Given problem:
Pick up the forum thread below on amplifier output impedance and loudspeaker behavior, continuing it from its final post.
BEGIN Page extract
One way is to use a voltage amp on the woofers and the current drive to drive midTweeter (biamp) or mid + tweeter (tri-amp).
dave
Worth bearing in mind the drivers don't have a flat impedance curve and all that still implies.
Nonsense, you can take any recording as the original test signal.
(Preferably, you want a test signal that can reveal the artefacts that you want to test for.)
so from what i gather here, the difference is in the level of the output impedance.....
Yes, I understand that's the intended case and why the series of taps are provided. Perhaps it's my mistake, but somehow I prefer using the 4 Ohm taps on 8 Ohm speakers - and give up the power transfer optimization for my perception of "it sounds better to me that way".
In looking for something to attribute that to, I've been thinking "well, it moves the impedance looking back into the amp a little lower" which may be the case, or, perhaps that's not what's happening at all. I'm open.
Rolling the amplifier part of my system into my Joilda LM1875 chip amp, again I hear something that appeals to me (bass wise) and I want to attribute that to even lower output Z than the EL84 triode strapped amp with the 4 Ohm tap can provide. Again, what I'm hearing may have nothing to do with an output Z change - but of course the engineering mind wants a rational explanation.
My interest in how tube amps sound is connected to an interest in the Qts parameter regarding enclosure design. I read (summarized) "You can get 40Hz out of this little 4" driver in this enclosure tuned somewhat lower than Fs, but the driver Qts has to be a high value". Then I read Qts is measured using a very low Z voltage source. Then I wonder what happens when you connect such a speaker/cabinet system to a tube amp - versus the one the T/S driver parameter was measured from.
END Page extract
BEGIN Listed entries
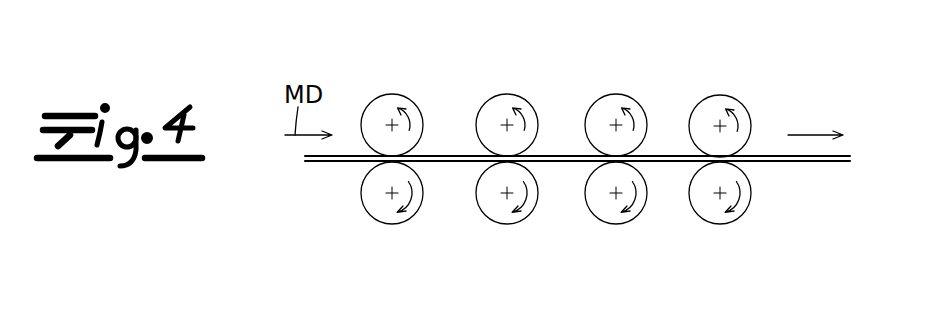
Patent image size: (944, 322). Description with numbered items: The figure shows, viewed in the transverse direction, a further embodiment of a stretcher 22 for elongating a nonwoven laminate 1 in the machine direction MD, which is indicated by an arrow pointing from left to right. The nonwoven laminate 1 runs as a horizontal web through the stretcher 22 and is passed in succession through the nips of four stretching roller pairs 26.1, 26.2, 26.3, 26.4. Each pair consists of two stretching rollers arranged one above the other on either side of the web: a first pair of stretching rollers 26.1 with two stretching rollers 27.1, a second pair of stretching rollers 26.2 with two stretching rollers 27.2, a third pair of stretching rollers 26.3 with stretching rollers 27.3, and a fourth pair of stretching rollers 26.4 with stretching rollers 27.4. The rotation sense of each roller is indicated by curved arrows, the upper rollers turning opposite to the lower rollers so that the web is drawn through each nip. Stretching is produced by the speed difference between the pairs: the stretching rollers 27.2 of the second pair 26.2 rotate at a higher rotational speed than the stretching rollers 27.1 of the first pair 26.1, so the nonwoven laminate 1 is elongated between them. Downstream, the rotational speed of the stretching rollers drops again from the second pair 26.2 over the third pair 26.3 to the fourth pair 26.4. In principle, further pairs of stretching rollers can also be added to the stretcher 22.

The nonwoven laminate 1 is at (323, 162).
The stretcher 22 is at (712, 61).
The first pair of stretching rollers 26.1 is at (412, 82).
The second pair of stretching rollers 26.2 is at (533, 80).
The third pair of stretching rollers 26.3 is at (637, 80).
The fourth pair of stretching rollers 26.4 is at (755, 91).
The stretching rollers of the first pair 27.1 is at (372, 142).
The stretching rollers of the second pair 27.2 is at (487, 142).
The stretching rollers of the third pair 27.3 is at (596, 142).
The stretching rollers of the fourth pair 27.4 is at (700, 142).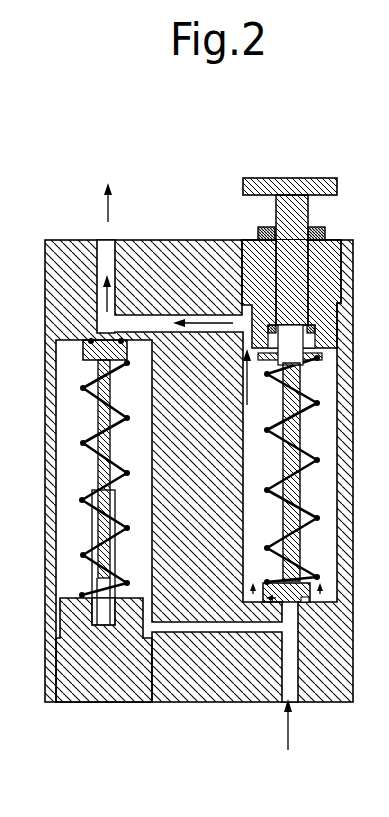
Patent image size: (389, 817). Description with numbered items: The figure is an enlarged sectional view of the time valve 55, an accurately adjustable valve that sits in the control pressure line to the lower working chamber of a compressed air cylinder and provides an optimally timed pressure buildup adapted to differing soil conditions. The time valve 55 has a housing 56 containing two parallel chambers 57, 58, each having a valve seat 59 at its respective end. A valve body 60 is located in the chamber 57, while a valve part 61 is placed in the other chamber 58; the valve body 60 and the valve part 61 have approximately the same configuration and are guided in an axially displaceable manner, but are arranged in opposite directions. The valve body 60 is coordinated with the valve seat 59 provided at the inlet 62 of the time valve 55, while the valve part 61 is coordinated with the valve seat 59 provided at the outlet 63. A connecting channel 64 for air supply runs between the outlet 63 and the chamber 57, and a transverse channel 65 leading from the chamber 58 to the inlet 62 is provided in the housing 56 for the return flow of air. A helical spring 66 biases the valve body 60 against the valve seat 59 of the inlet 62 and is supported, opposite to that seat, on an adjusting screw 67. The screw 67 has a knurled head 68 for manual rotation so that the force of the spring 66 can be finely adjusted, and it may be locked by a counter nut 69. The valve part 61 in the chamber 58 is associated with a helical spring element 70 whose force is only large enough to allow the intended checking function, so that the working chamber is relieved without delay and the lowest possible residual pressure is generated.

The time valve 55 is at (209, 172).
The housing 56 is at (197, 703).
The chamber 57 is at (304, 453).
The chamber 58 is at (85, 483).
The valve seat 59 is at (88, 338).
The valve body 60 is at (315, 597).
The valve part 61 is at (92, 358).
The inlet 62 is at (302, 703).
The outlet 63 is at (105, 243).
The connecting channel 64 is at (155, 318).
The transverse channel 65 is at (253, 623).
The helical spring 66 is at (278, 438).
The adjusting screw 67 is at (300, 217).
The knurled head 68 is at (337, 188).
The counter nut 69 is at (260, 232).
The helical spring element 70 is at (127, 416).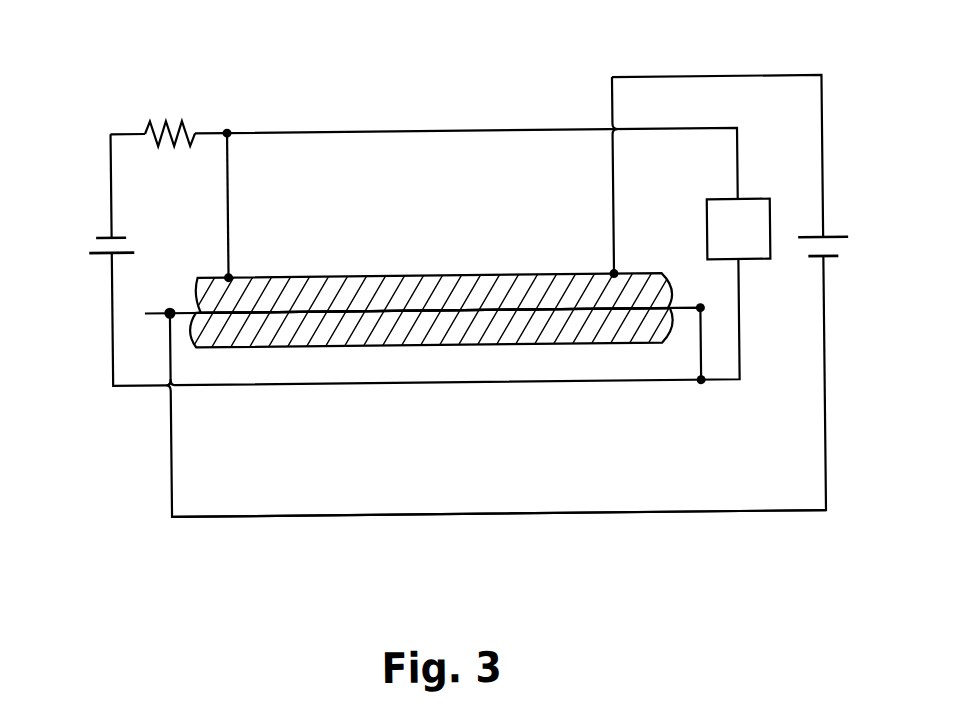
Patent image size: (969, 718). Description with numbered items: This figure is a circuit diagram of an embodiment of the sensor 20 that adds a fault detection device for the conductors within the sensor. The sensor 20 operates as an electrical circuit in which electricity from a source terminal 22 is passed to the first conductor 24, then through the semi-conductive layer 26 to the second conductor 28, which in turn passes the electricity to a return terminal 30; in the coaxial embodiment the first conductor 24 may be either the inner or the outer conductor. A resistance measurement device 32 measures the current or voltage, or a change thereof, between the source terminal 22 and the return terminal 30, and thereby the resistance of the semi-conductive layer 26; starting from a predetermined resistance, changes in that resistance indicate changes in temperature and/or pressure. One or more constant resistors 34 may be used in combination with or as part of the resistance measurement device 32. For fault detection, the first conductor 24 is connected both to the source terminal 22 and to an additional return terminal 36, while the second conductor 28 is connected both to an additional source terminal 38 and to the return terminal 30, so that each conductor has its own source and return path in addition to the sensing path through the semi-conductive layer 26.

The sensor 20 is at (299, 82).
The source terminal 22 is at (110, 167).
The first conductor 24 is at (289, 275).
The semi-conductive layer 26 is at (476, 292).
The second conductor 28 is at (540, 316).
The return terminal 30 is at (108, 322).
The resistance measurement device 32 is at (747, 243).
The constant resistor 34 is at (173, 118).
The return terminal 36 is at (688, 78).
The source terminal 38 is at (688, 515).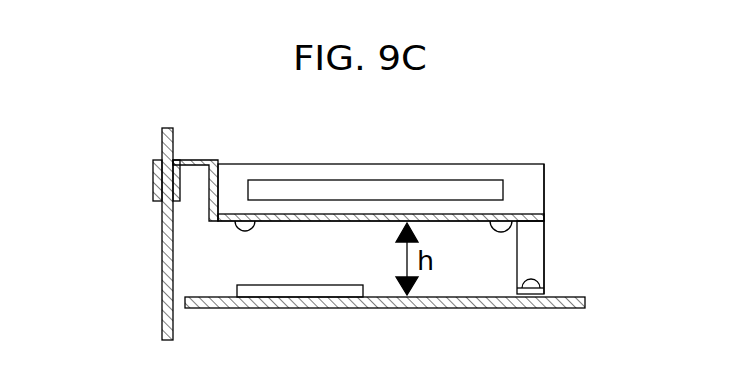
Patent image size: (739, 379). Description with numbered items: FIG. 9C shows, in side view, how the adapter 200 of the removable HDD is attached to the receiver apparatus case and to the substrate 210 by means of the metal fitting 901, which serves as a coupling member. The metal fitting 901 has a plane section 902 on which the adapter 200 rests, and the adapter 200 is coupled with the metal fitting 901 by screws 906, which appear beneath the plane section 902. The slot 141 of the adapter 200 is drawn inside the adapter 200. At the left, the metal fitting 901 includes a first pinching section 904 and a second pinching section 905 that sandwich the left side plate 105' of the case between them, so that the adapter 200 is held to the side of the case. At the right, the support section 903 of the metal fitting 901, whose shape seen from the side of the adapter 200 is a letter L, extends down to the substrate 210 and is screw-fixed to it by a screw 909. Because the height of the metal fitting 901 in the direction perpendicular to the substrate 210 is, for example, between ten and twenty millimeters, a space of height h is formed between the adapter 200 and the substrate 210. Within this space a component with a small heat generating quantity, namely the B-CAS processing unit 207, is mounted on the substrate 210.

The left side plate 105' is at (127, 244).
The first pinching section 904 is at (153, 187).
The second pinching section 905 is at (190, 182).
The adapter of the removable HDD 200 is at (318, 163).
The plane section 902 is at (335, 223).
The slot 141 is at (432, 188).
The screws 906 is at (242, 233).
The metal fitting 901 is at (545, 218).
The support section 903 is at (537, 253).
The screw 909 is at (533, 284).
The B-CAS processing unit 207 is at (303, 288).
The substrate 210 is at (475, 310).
END Listed entries
Output of the exercise:
Then dave shows a series of cabinet designs reflecting amplifier output Z. I think "so it matters - everyone should know this, i.e. this should be common knowledge around using tube amplification". Then the engineering mind wants to know "what successful enclosure design changes the - bass - sound least (is most tolerant) to variations in Qts as caused by connecting to different amplifier types?" I'd venture a guess that it's a sealed acoustic suspension one. Could be dead wrong about that, but I'm open to understanding all this.
Just hate to see someone go through all the trouble to construct something based around a certain driver - then connect it to their beloved tube amp and the driver/cabinet as a system doesnt work at all as it's supposed to. Or, someone putting drivers back into the closet because of insufficient Qts factor for an enclosure design they want to try, when in reality they'd do just fine with their zero feedback triode SE tube amplifier (but not something like an Adcom GFA 555). I'm certainly not knowledgeable enough (yet) to make a call like that.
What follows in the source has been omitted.